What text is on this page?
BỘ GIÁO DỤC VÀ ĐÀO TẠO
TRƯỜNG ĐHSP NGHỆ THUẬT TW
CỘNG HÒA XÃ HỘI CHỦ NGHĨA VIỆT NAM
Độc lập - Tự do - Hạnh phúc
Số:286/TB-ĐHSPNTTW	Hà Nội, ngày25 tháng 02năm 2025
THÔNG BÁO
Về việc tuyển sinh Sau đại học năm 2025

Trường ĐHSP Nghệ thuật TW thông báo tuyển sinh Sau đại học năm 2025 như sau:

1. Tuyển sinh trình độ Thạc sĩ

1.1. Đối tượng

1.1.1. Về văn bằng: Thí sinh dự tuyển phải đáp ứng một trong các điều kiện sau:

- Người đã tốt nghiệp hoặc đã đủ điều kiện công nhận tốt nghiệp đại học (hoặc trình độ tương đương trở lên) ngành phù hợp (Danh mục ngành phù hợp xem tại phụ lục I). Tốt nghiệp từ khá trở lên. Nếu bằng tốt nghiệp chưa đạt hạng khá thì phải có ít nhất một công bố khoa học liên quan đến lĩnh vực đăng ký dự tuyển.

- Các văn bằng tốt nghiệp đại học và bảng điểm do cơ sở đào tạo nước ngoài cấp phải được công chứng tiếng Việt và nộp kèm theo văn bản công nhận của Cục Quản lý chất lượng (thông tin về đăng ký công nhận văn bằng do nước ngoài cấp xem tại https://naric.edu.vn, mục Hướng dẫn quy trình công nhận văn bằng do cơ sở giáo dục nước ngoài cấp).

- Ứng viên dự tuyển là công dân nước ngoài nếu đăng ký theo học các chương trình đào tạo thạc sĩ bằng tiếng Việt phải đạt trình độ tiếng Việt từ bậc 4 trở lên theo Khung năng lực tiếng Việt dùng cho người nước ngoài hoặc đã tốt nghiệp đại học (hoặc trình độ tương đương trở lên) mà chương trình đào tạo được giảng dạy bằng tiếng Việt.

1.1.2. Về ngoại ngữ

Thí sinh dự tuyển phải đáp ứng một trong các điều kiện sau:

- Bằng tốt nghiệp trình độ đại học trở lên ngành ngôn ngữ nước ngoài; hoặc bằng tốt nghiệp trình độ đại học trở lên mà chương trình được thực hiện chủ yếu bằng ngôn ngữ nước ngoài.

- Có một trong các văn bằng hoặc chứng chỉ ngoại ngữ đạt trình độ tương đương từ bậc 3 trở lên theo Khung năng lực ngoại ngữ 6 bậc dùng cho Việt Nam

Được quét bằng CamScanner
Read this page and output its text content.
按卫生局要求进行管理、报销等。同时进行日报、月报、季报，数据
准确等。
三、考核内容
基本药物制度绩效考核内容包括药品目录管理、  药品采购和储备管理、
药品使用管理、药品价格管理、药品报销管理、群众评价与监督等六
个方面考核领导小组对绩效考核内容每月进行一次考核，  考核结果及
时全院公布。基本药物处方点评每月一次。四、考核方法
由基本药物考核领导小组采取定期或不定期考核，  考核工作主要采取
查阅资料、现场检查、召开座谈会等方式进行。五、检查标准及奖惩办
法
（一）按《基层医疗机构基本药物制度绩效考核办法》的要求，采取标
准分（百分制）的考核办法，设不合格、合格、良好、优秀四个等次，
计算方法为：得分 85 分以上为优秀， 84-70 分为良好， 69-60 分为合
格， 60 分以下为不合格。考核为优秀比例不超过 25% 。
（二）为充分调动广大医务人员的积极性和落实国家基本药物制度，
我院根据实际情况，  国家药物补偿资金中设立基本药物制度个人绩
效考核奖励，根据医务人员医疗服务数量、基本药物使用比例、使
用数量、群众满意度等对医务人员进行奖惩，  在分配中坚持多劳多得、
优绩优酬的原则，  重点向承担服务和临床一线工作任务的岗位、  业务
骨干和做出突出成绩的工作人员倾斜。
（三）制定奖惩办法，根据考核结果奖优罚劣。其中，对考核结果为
◇ ◇ ◇ ◇ ◇
### WORK TO BE COMPLETED
Write out every line of the preceding listing that contains "text".

### TASK ANSWER
What text is on this page?
Read this page and output its text content.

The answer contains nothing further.